╭──
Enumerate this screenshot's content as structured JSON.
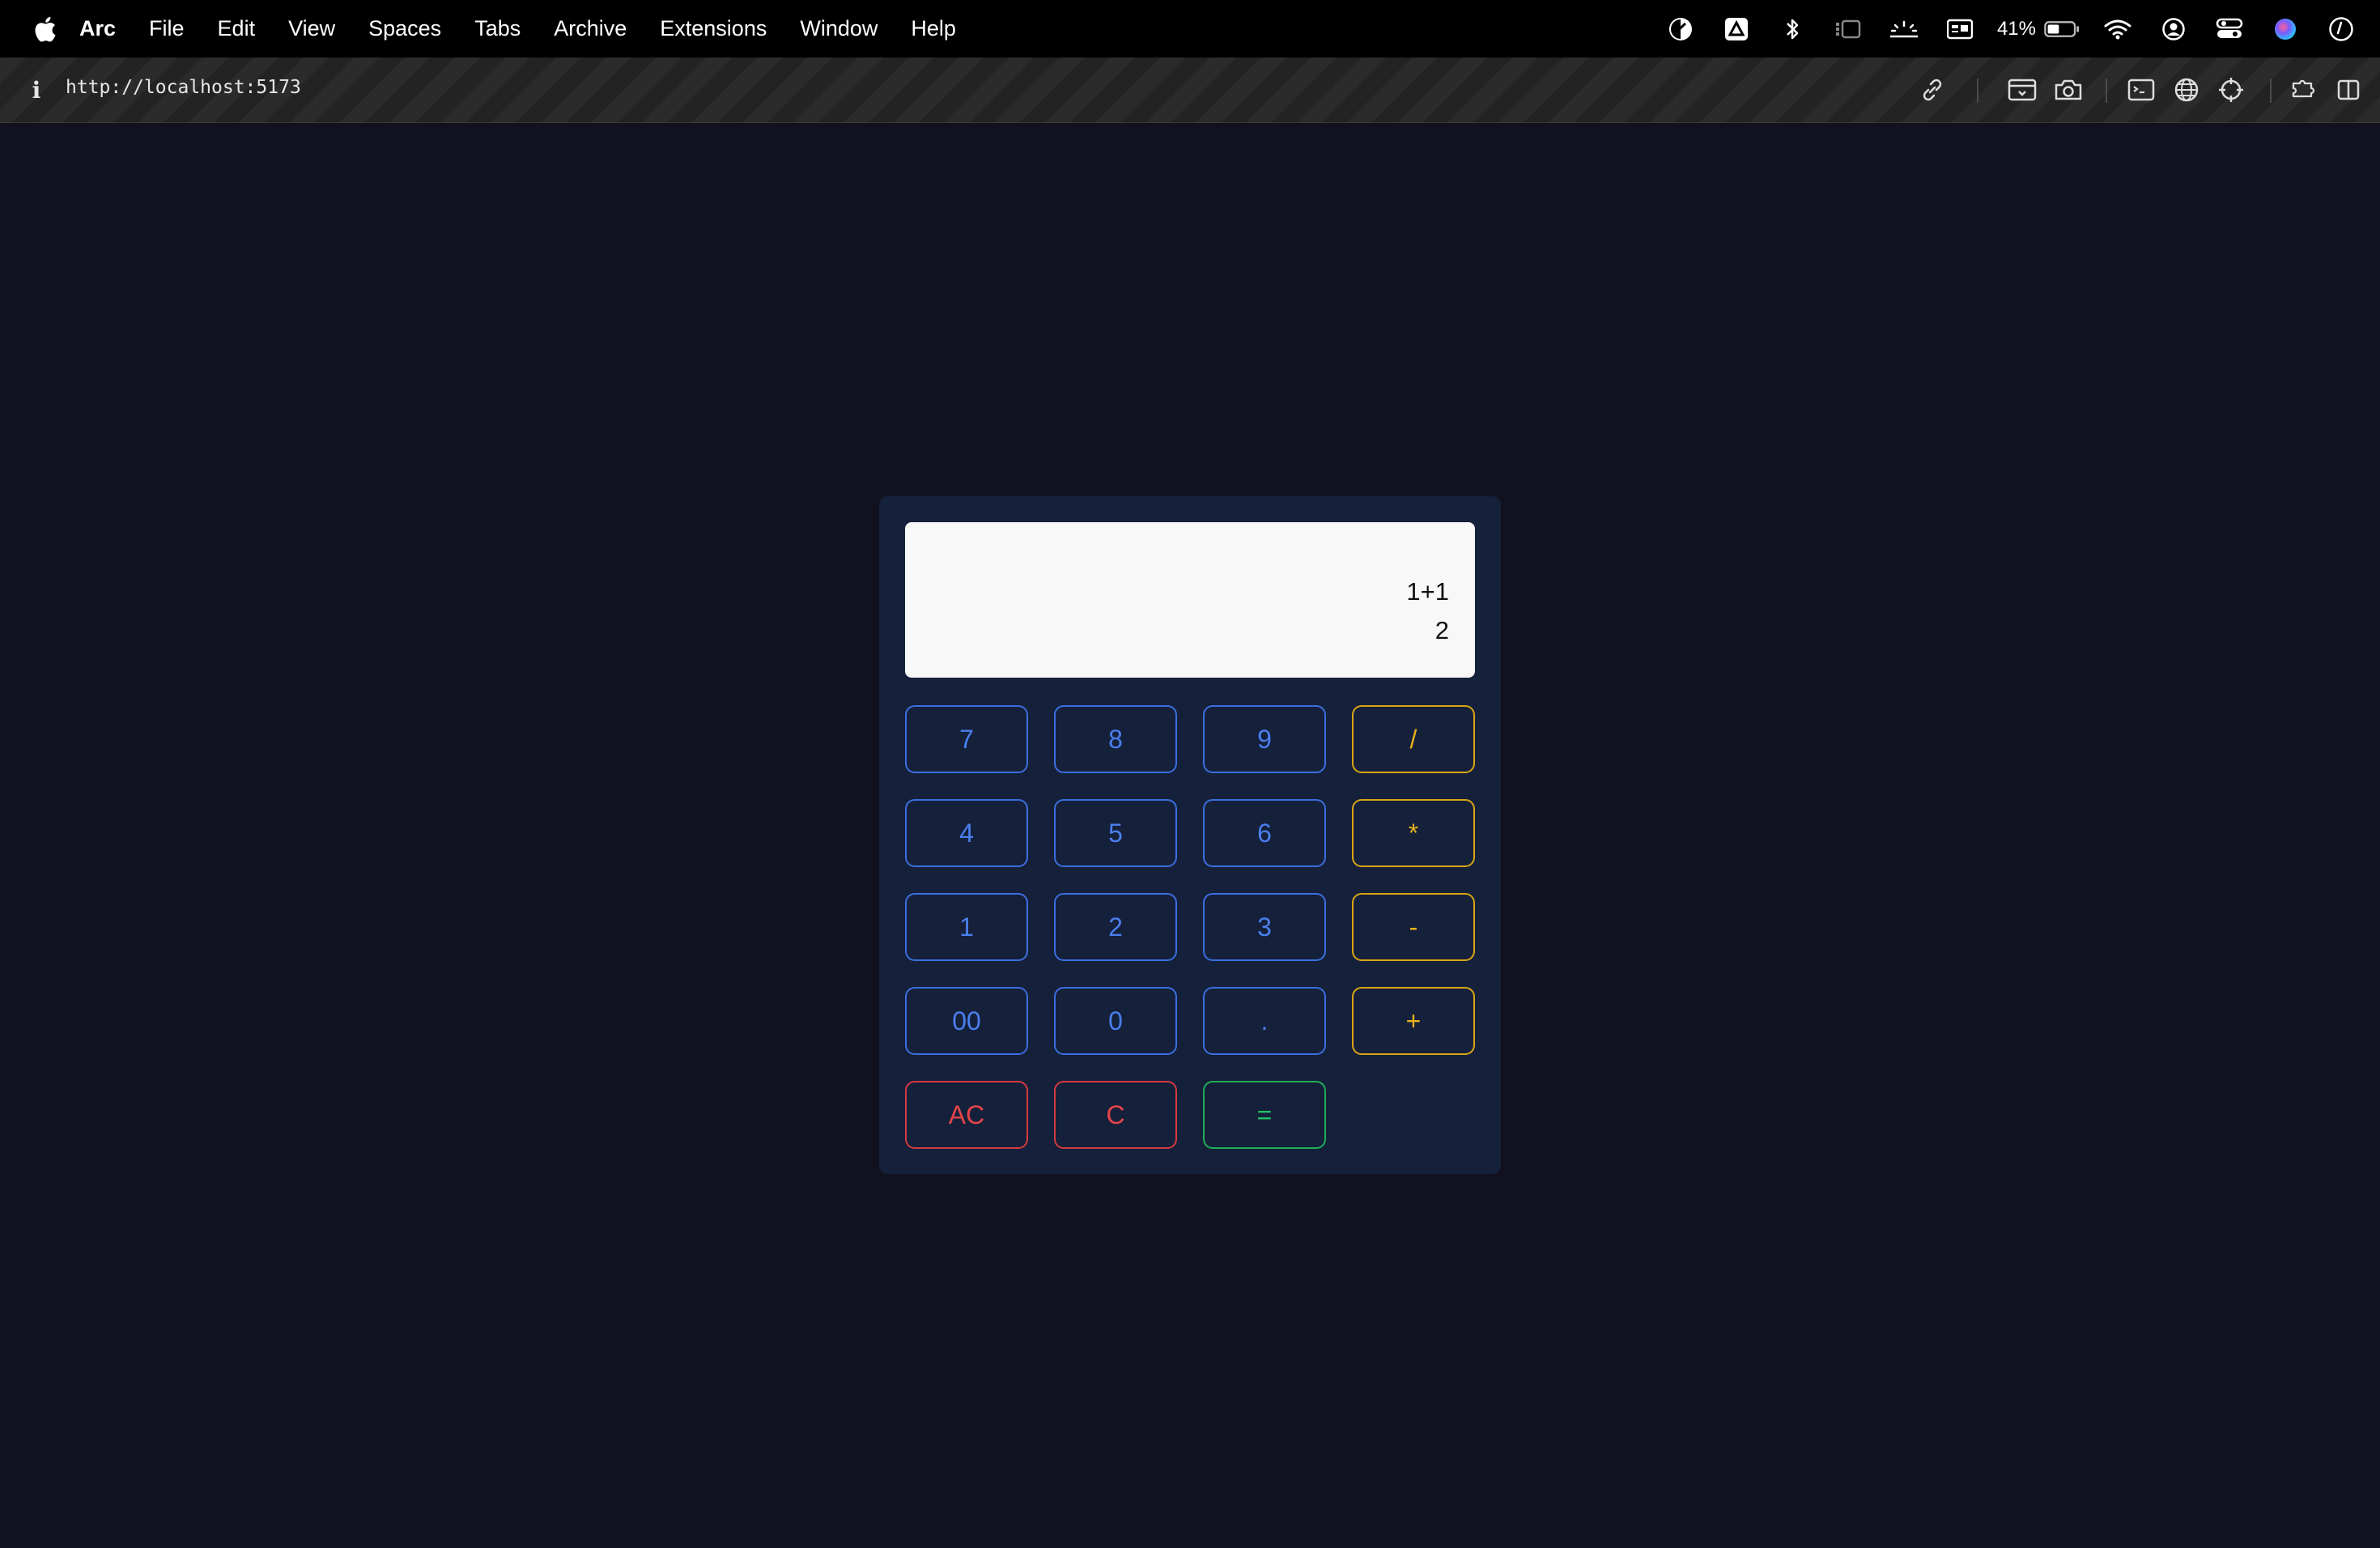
{
  "menubar": {
    "app_name": "Arc",
    "items": [
      "File",
      "Edit",
      "View",
      "Spaces",
      "Tabs",
      "Archive",
      "Extensions",
      "Window",
      "Help"
    ],
    "battery_percent": "41%"
  },
  "toolbar": {
    "url": "http://localhost:5173",
    "info_glyph": "i"
  },
  "calculator": {
    "expression": "1+1",
    "result": "2",
    "keys": {
      "seven": "7",
      "eight": "8",
      "nine": "9",
      "divide": "/",
      "four": "4",
      "five": "5",
      "six": "6",
      "multiply": "*",
      "one": "1",
      "two": "2",
      "three": "3",
      "minus": "-",
      "double_zero": "00",
      "zero": "0",
      "decimal": ".",
      "plus": "+",
      "all_clear": "AC",
      "clear": "C",
      "equals": "="
    }
  },
  "colors": {
    "page_background": "#11111f",
    "calculator_panel": "#15203a",
    "number_key": "#3b6fe0",
    "operator_key": "#d9a514",
    "clear_key": "#d63a3f",
    "equals_key": "#1fae5a"
  }
}
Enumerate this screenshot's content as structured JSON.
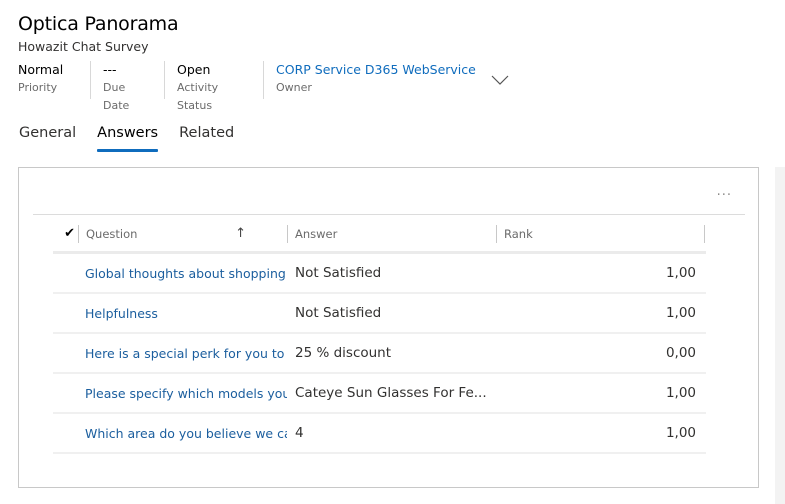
{
  "header": {
    "title": "Optica Panorama",
    "subtitle": "Howazit Chat Survey",
    "fields": [
      {
        "value": "Normal",
        "label": "Priority"
      },
      {
        "value": "---",
        "label": "Due Date"
      },
      {
        "value": "Open",
        "label": "Activity Status"
      },
      {
        "value": "CORP Service D365 WebService",
        "label": "Owner"
      }
    ],
    "expand_icon": "chevron-down-icon"
  },
  "tabs": [
    {
      "label": "General",
      "active": false
    },
    {
      "label": "Answers",
      "active": true
    },
    {
      "label": "Related",
      "active": false
    }
  ],
  "grid": {
    "more_label": "...",
    "columns": [
      {
        "label": "Question",
        "sort": "ascending"
      },
      {
        "label": "Answer"
      },
      {
        "label": "Rank"
      }
    ],
    "select_all_icon": "checkmark-icon",
    "sort_icon": "arrow-up-icon",
    "rows": [
      {
        "question": "Global thoughts about shopping",
        "answer": "Not Satisfied",
        "rank": "1,00"
      },
      {
        "question": "Helpfulness",
        "answer": "Not Satisfied",
        "rank": "1,00"
      },
      {
        "question": "Here is a special perk for you to s",
        "answer": "25 % discount",
        "rank": "0,00"
      },
      {
        "question": "Please specify which models you",
        "answer": "Cateye Sun Glasses For Fe...",
        "rank": "1,00"
      },
      {
        "question": "Which area do you believe we ca",
        "answer": "4",
        "rank": "1,00"
      }
    ]
  },
  "colors": {
    "accent": "#0f6cbd",
    "link": "#1b5e9e"
  }
}
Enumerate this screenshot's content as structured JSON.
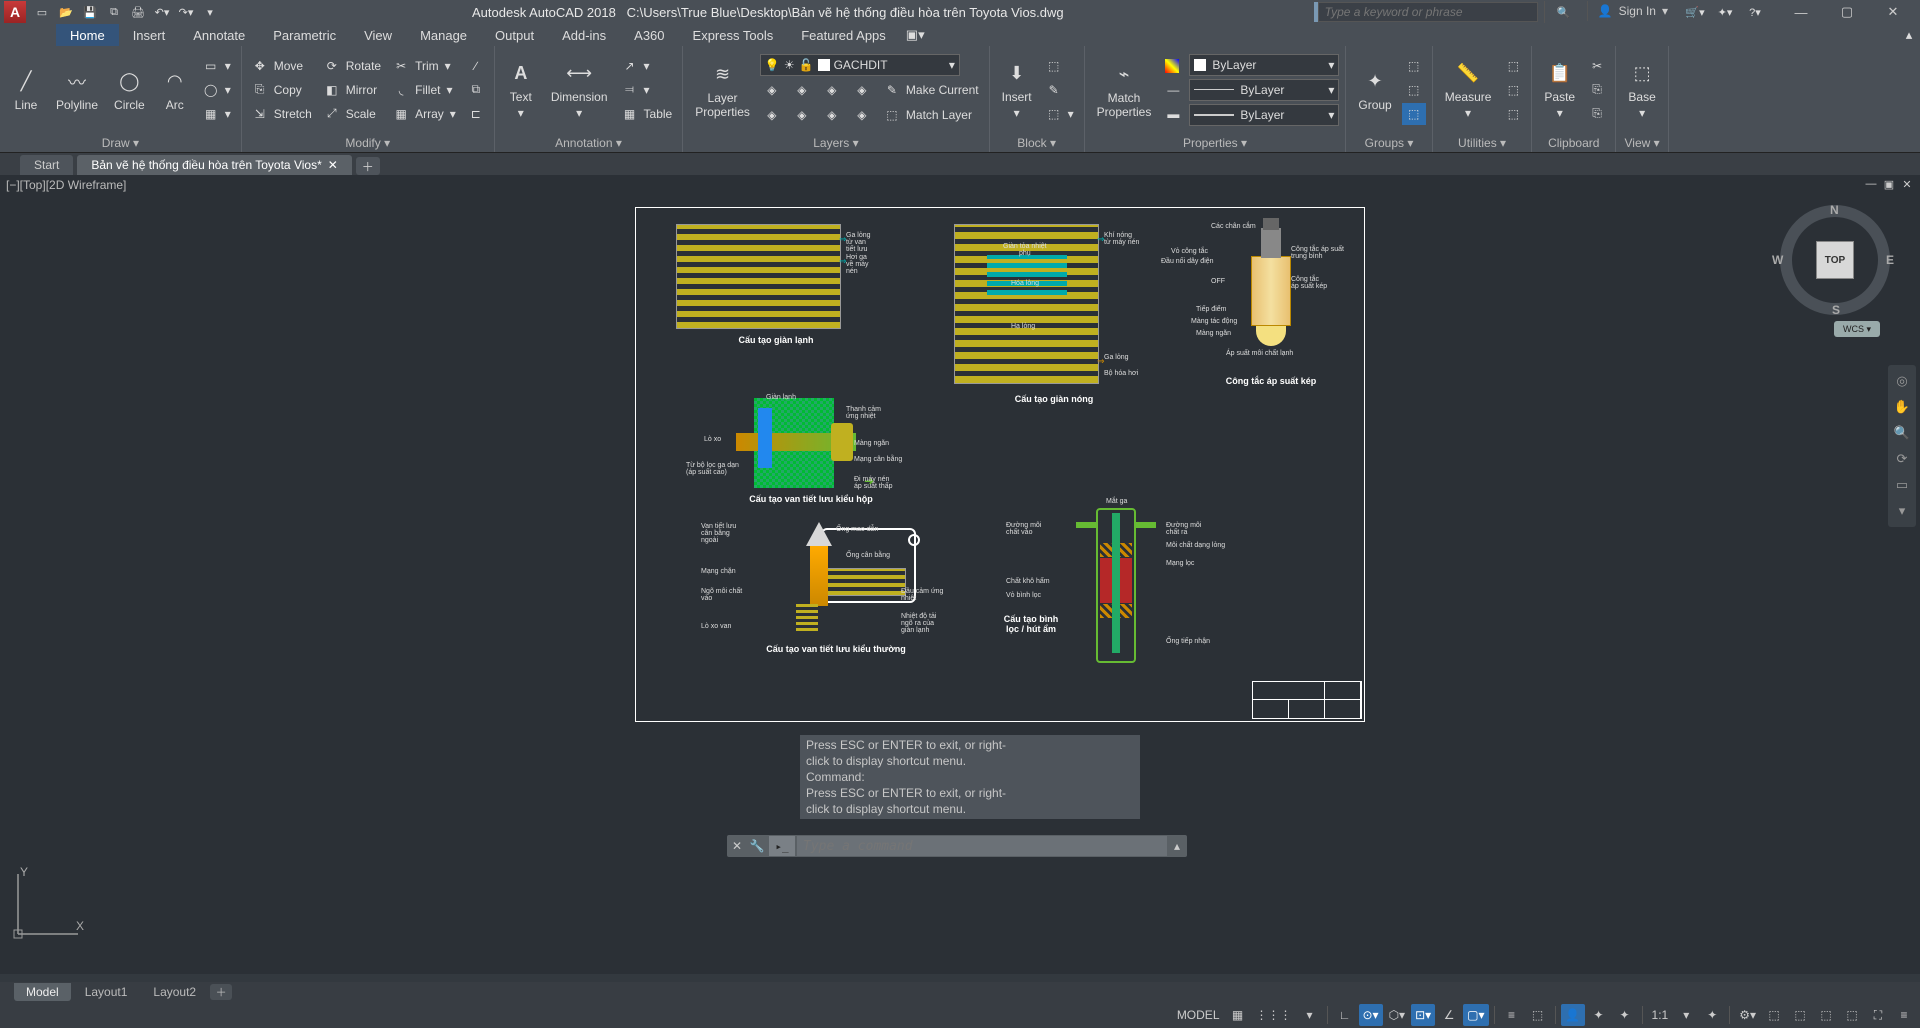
{
  "title": {
    "app": "Autodesk AutoCAD 2018",
    "path": "C:\\Users\\True Blue\\Desktop\\Bản vẽ hệ thống điều hòa trên Toyota Vios.dwg"
  },
  "search": {
    "placeholder": "Type a keyword or phrase"
  },
  "signin": "Sign In",
  "tabs": [
    "Home",
    "Insert",
    "Annotate",
    "Parametric",
    "View",
    "Manage",
    "Output",
    "Add-ins",
    "A360",
    "Express Tools",
    "Featured Apps"
  ],
  "ribbon": {
    "draw": {
      "title": "Draw ▾",
      "line": "Line",
      "polyline": "Polyline",
      "circle": "Circle",
      "arc": "Arc"
    },
    "modify": {
      "title": "Modify ▾",
      "move": "Move",
      "rotate": "Rotate",
      "trim": "Trim",
      "copy": "Copy",
      "mirror": "Mirror",
      "fillet": "Fillet",
      "stretch": "Stretch",
      "scale": "Scale",
      "array": "Array"
    },
    "annotation": {
      "title": "Annotation ▾",
      "text": "Text",
      "dimension": "Dimension",
      "table": "Table"
    },
    "layers": {
      "title": "Layers ▾",
      "properties": "Layer\nProperties",
      "current": "GACHDIT",
      "make_current": "Make Current",
      "match": "Match Layer"
    },
    "block": {
      "title": "Block ▾",
      "insert": "Insert"
    },
    "properties": {
      "title": "Properties ▾",
      "match": "Match\nProperties",
      "bylayer": "ByLayer"
    },
    "groups": {
      "title": "Groups ▾",
      "group": "Group"
    },
    "utilities": {
      "title": "Utilities ▾",
      "measure": "Measure"
    },
    "clipboard": {
      "title": "Clipboard",
      "paste": "Paste"
    },
    "view": {
      "title": "View ▾",
      "base": "Base"
    }
  },
  "file_tabs": {
    "start": "Start",
    "active": "Bản vẽ hệ thống điều hòa trên Toyota Vios*"
  },
  "viewport": "[−][Top][2D Wireframe]",
  "viewcube": {
    "face": "TOP",
    "n": "N",
    "s": "S",
    "e": "E",
    "w": "W",
    "wcs": "WCS ▾"
  },
  "drawing": {
    "cap1": "Cấu tạo giàn lạnh",
    "cap2": "Cấu tạo giàn nóng",
    "cap3": "Công tắc áp suất kép",
    "cap4": "Cấu tạo van tiết lưu kiểu hộp",
    "cap5": "Cấu tạo van tiết lưu kiểu thường",
    "cap6": "Cấu tạo bình\nlọc / hút ẩm",
    "labels_evap": {
      "a": "Ga lỏng\ntừ van tiết lưu",
      "b": "Hơi ga\nvề máy nén"
    },
    "labels_cond": {
      "a": "Khí nóng\ntừ máy nén",
      "b": "Ga lỏng",
      "c": "Bộ hóa hơi",
      "d": "Giàn tỏa nhiệt\nphụ",
      "e": "Hóa lỏng",
      "f": "Hạ lỏng"
    },
    "labels_switch": {
      "a": "Các chân cắm",
      "b": "Vỏ công tắc",
      "c": "Đầu nối dây điện",
      "d": "Công tắc áp suất\ntrung bình",
      "e": "Công tắc\náp suất kép",
      "f": "Tiếp điểm",
      "g": "Màng tác động",
      "h": "Màng ngăn",
      "i": "Áp suất môi chất lạnh",
      "j": "OFF"
    },
    "labels_valve1": {
      "a": "Giàn lạnh",
      "b": "Lò xo",
      "c": "Từ bộ lọc ga dạn\n(áp suất cao)",
      "d": "Thanh cảm\nứng nhiệt",
      "e": "Màng ngăn",
      "f": "Mạng cân bằng",
      "g": "Đi máy nén\náp suất thấp"
    },
    "labels_valve2": {
      "a": "Van tiết lưu\ncân bằng\nngoài",
      "b": "Mạng chặn",
      "c": "Lò xo van",
      "d": "Ống mao dẫn",
      "e": "Ngõ môi chất\nvào",
      "f": "Ống cân bằng",
      "g": "Đầu cảm ứng\nnhiệt",
      "h": "Nhiệt độ tải\nngõ ra của\ngiàn lạnh"
    },
    "labels_dryer": {
      "a": "Mắt ga",
      "b": "Đường môi\nchất vào",
      "c": "Đường môi\nchất ra",
      "d": "Môi chất dạng lỏng",
      "e": "Mạng lọc",
      "f": "Chất khô hấm",
      "g": "Vỏ bình lọc",
      "h": "Ống tiếp nhận"
    }
  },
  "cmd": {
    "history": [
      "Press ESC or ENTER to exit, or right-",
      "click to display shortcut menu.",
      "Command:",
      "Press ESC or ENTER to exit, or right-",
      "click to display shortcut menu."
    ],
    "placeholder": "Type a command"
  },
  "layout_tabs": [
    "Model",
    "Layout1",
    "Layout2"
  ],
  "statusbar": {
    "model": "MODEL",
    "scale": "1:1"
  }
}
╰──
Stated exercise ::
Pick out the lines above containing the word "nProperties", then copy them.

Answer ::
      "properties": "Layer\nProperties",
      "match": "Match\nProperties",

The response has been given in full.